WHAT IS ASKED => Please output the records below in full, exactly as given, but without the images.

------------------------------------------------------------

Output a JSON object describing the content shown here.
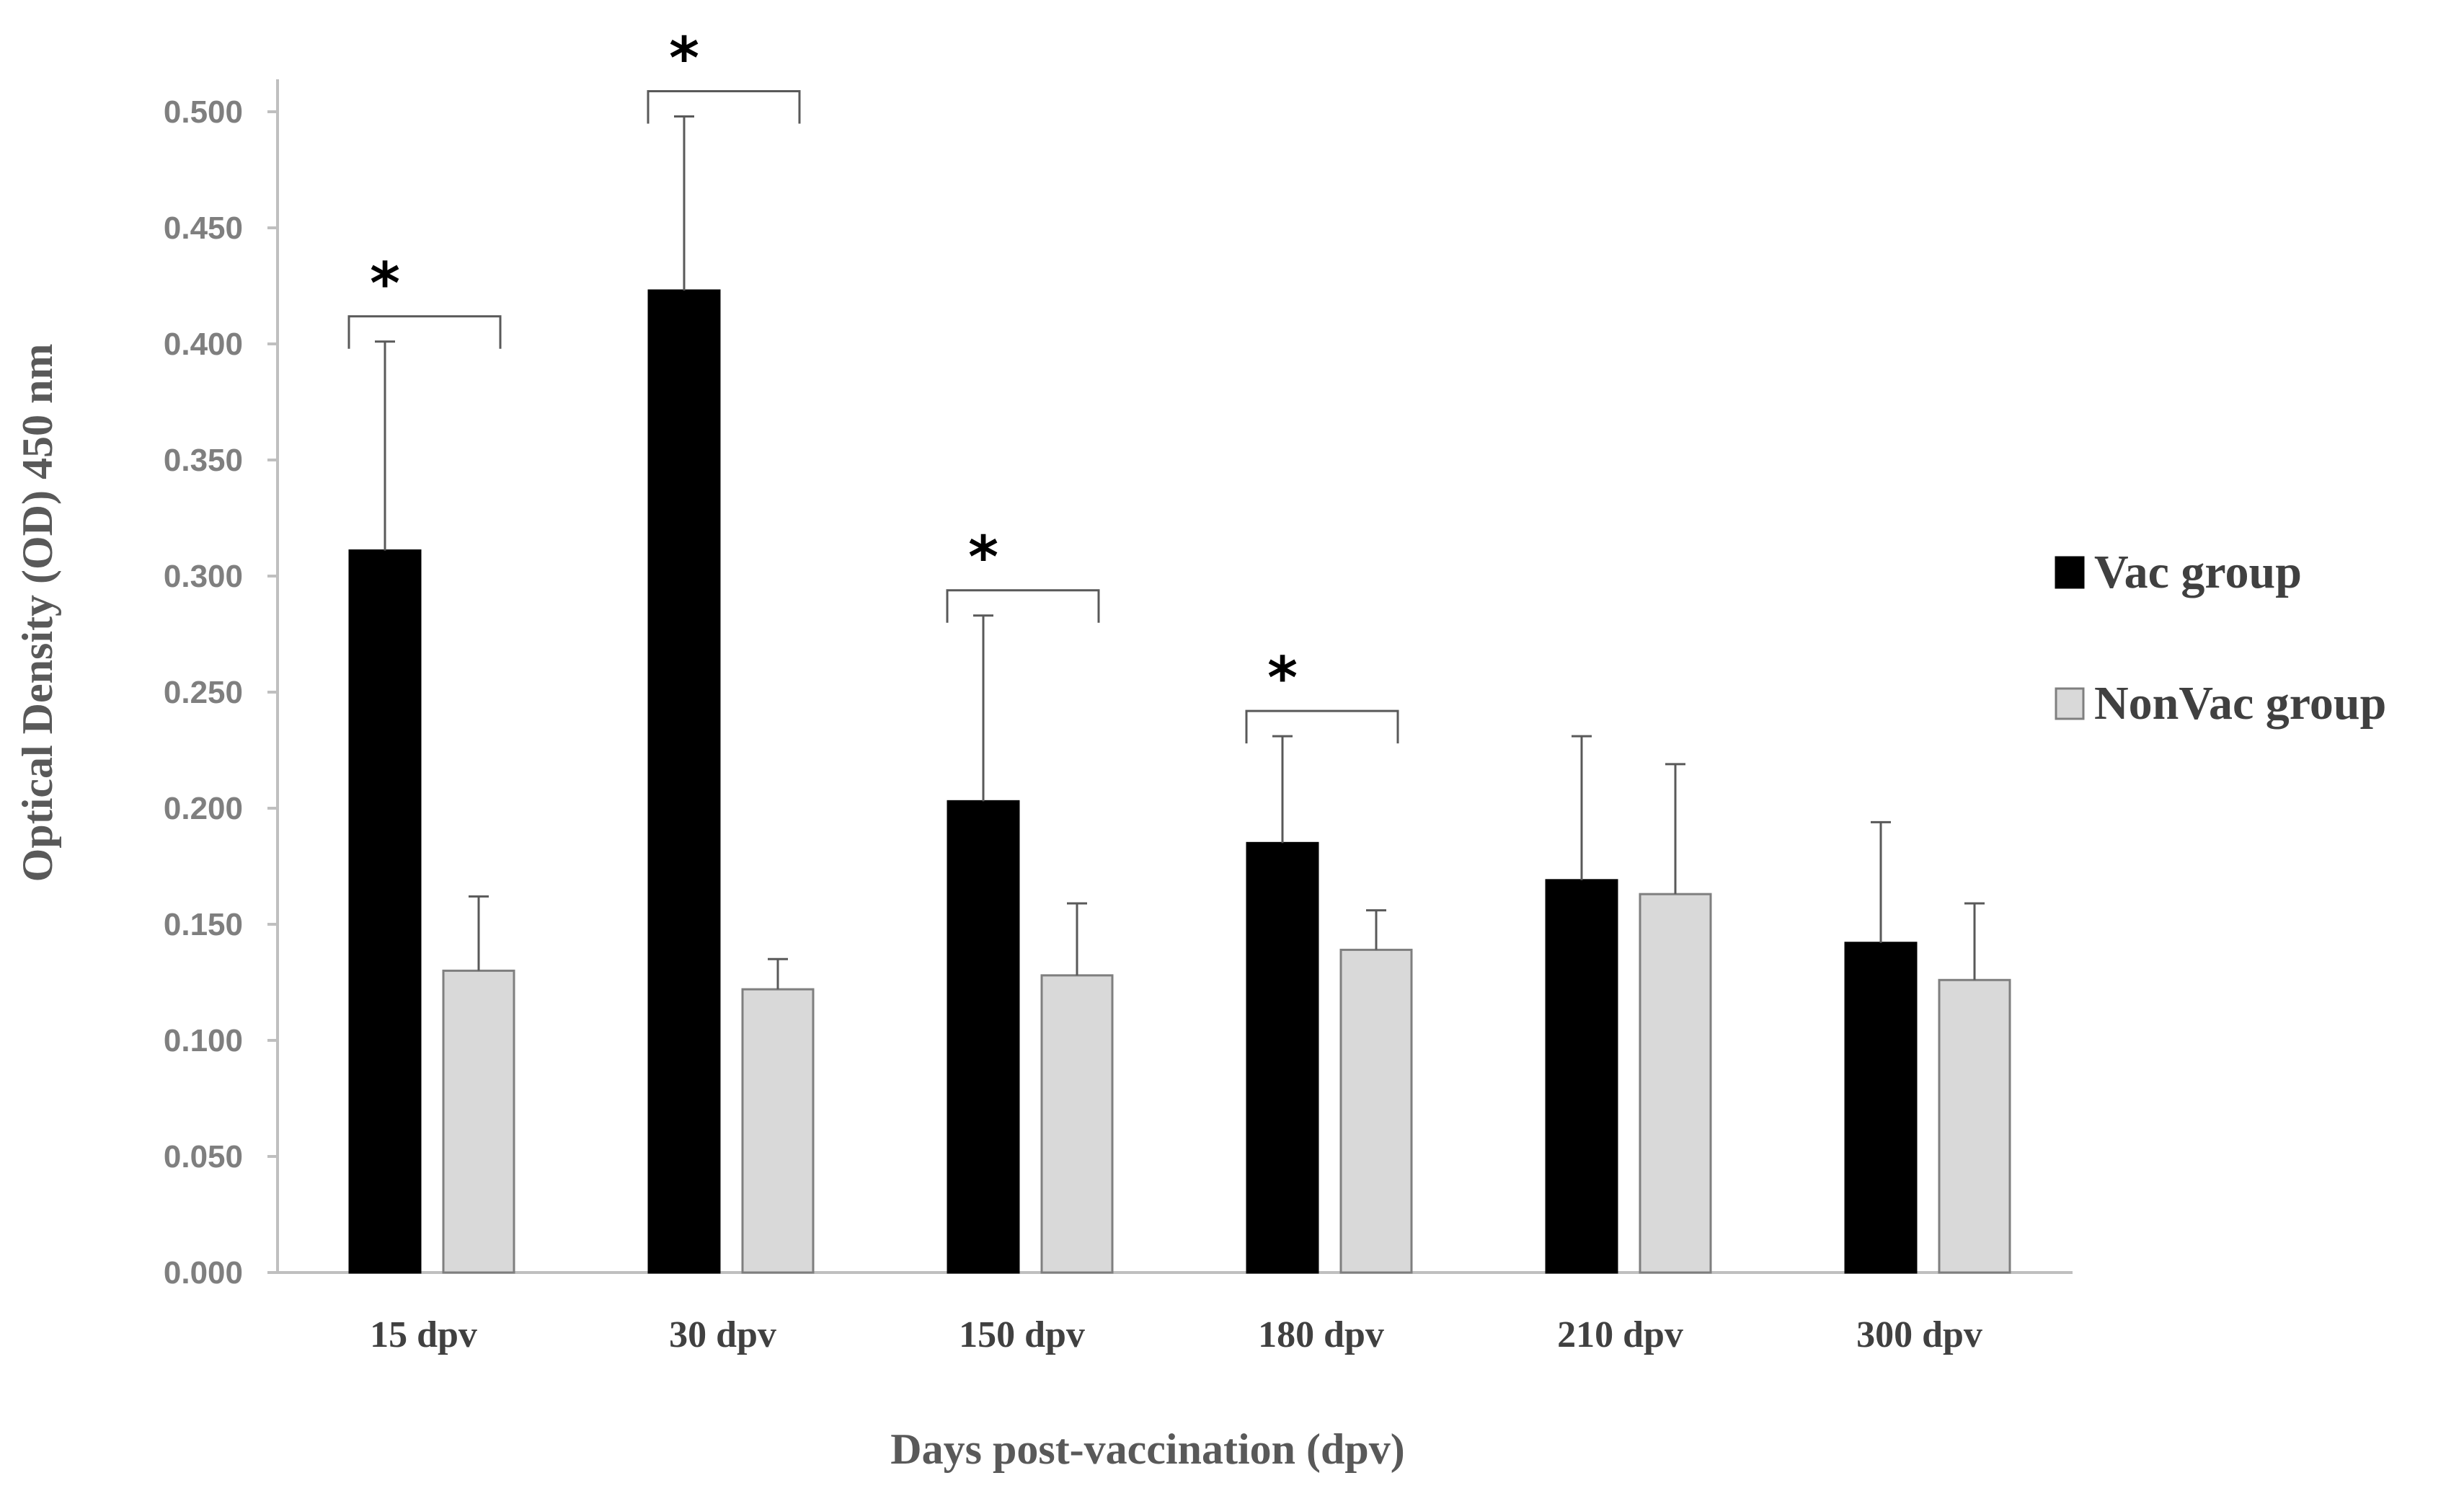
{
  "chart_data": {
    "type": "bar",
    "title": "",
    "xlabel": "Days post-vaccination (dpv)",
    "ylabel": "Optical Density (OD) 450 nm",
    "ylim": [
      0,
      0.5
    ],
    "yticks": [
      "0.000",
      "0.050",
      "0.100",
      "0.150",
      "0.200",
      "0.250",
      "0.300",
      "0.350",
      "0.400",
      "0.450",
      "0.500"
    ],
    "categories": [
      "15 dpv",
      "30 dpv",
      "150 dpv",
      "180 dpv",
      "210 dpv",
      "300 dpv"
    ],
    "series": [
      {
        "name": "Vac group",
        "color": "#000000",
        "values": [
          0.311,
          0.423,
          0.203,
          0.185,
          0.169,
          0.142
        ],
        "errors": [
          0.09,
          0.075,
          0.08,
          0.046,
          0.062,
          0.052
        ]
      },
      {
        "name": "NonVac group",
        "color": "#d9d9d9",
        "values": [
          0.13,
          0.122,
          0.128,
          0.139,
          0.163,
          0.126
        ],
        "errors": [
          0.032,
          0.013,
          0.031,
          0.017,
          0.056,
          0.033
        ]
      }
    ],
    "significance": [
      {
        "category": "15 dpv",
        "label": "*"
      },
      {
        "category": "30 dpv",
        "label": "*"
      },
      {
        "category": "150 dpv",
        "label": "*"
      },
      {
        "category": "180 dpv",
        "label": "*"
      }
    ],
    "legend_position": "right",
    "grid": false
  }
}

------------------------------------------------------------

FINAL ANSWER =>
Output a JSON object describing the content shown here.
{
  "chart_data": {
    "type": "bar",
    "title": "",
    "xlabel": "Days post-vaccination (dpv)",
    "ylabel": "Optical Density (OD) 450 nm",
    "ylim": [
      0,
      0.5
    ],
    "yticks": [
      "0.000",
      "0.050",
      "0.100",
      "0.150",
      "0.200",
      "0.250",
      "0.300",
      "0.350",
      "0.400",
      "0.450",
      "0.500"
    ],
    "categories": [
      "15 dpv",
      "30 dpv",
      "150 dpv",
      "180 dpv",
      "210 dpv",
      "300 dpv"
    ],
    "series": [
      {
        "name": "Vac group",
        "color": "#000000",
        "values": [
          0.311,
          0.423,
          0.203,
          0.185,
          0.169,
          0.142
        ],
        "errors": [
          0.09,
          0.075,
          0.08,
          0.046,
          0.062,
          0.052
        ]
      },
      {
        "name": "NonVac group",
        "color": "#d9d9d9",
        "values": [
          0.13,
          0.122,
          0.128,
          0.139,
          0.163,
          0.126
        ],
        "errors": [
          0.032,
          0.013,
          0.031,
          0.017,
          0.056,
          0.033
        ]
      }
    ],
    "significance": [
      {
        "category": "15 dpv",
        "label": "*"
      },
      {
        "category": "30 dpv",
        "label": "*"
      },
      {
        "category": "150 dpv",
        "label": "*"
      },
      {
        "category": "180 dpv",
        "label": "*"
      }
    ],
    "legend_position": "right",
    "grid": false
  }
}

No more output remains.